Task to complete >>
Take every line from the material that has the word "color" in it.

>> START Available records

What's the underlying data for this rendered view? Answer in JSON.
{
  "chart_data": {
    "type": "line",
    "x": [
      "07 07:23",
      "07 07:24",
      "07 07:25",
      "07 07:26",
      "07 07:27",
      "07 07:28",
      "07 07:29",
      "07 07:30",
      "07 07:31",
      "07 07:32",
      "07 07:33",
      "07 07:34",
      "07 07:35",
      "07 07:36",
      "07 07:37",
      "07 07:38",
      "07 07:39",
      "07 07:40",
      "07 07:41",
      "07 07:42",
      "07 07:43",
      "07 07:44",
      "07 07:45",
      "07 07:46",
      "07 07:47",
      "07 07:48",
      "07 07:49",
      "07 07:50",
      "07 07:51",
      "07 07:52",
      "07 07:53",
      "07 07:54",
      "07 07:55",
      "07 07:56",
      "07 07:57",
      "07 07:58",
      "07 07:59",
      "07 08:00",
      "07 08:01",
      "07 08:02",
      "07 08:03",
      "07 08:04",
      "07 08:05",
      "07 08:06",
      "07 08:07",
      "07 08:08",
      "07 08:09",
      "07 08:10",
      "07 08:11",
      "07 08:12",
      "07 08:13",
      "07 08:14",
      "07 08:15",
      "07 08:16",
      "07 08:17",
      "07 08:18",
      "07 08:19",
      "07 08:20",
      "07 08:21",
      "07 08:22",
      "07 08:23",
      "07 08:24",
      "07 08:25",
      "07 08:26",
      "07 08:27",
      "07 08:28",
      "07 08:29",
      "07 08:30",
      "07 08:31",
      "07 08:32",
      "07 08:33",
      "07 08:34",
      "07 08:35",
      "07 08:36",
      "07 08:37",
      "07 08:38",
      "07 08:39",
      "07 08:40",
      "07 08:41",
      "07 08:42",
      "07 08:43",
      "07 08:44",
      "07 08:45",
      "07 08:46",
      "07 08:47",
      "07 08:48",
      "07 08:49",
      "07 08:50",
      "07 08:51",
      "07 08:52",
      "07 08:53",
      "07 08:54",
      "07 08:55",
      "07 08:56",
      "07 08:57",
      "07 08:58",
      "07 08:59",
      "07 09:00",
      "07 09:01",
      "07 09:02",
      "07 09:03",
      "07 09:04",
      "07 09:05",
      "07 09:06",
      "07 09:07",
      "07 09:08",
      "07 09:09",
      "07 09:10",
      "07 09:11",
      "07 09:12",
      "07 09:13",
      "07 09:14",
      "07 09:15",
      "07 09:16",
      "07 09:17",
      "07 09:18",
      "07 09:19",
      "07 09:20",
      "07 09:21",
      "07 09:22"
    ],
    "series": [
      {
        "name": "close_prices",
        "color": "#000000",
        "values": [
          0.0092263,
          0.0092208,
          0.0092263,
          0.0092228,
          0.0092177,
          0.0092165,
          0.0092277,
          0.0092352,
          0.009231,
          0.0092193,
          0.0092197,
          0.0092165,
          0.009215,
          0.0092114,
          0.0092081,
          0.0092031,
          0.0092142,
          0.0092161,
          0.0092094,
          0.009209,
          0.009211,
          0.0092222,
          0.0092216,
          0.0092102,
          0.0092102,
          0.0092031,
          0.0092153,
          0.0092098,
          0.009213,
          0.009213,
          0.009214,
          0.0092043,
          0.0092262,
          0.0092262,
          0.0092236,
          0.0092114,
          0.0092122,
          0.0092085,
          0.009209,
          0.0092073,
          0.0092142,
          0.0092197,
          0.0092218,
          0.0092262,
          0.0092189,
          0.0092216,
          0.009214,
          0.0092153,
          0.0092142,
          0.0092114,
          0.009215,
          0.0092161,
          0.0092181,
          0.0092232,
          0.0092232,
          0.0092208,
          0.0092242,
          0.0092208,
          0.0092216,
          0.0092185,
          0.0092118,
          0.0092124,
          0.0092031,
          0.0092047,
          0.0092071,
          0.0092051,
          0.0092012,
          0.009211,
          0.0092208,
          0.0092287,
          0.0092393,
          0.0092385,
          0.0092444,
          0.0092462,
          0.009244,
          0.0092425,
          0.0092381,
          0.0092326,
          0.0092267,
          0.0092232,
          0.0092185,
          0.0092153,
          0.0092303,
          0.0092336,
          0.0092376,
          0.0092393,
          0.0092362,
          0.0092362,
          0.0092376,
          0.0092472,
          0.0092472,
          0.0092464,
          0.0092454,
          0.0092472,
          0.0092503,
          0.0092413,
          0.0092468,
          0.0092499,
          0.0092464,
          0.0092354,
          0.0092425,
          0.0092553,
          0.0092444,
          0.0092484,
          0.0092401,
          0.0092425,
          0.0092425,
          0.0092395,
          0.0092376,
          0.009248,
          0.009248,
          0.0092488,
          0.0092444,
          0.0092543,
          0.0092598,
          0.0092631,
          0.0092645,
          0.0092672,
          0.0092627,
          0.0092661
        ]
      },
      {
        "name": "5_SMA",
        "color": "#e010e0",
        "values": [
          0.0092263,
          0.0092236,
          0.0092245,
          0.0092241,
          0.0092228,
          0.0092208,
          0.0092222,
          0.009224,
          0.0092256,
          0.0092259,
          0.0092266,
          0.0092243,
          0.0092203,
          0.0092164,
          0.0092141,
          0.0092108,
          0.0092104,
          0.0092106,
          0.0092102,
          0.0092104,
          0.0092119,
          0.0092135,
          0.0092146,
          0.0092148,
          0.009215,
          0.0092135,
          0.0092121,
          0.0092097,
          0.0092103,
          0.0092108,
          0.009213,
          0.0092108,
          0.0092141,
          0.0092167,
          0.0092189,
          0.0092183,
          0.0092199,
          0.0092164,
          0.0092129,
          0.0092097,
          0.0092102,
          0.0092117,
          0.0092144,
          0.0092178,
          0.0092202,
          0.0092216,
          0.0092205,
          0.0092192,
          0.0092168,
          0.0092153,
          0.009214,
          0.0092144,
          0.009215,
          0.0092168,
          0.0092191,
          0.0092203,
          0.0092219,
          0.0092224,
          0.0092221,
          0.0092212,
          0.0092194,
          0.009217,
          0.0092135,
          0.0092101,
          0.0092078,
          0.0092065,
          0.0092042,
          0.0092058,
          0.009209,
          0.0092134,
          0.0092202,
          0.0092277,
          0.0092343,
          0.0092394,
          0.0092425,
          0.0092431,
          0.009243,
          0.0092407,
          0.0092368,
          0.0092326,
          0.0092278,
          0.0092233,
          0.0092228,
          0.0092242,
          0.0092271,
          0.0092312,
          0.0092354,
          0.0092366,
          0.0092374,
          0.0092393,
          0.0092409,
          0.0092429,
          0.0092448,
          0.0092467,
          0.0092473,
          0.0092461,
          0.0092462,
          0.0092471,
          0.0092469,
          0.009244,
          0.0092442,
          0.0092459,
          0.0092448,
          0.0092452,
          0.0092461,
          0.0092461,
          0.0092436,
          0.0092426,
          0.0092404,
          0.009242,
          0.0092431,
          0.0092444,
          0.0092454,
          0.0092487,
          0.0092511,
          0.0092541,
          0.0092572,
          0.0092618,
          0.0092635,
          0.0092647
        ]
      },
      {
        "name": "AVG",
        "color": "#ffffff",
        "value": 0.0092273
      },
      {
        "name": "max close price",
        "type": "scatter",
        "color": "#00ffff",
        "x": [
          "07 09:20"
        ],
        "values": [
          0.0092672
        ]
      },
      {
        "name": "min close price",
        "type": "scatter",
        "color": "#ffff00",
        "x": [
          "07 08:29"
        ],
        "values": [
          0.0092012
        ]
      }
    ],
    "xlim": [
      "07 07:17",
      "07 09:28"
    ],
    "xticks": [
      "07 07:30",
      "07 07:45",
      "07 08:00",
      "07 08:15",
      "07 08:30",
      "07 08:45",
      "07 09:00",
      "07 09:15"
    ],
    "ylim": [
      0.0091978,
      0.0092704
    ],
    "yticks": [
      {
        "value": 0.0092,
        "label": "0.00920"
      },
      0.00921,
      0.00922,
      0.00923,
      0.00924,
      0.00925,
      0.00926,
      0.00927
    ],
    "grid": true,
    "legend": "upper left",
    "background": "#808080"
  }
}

>> END Available records

Exercise solution >>
        "color": "#000000",
        "color": "#e010e0",
        "color": "#ffffff",
        "color": "#00ffff",
        "color": "#ffff00",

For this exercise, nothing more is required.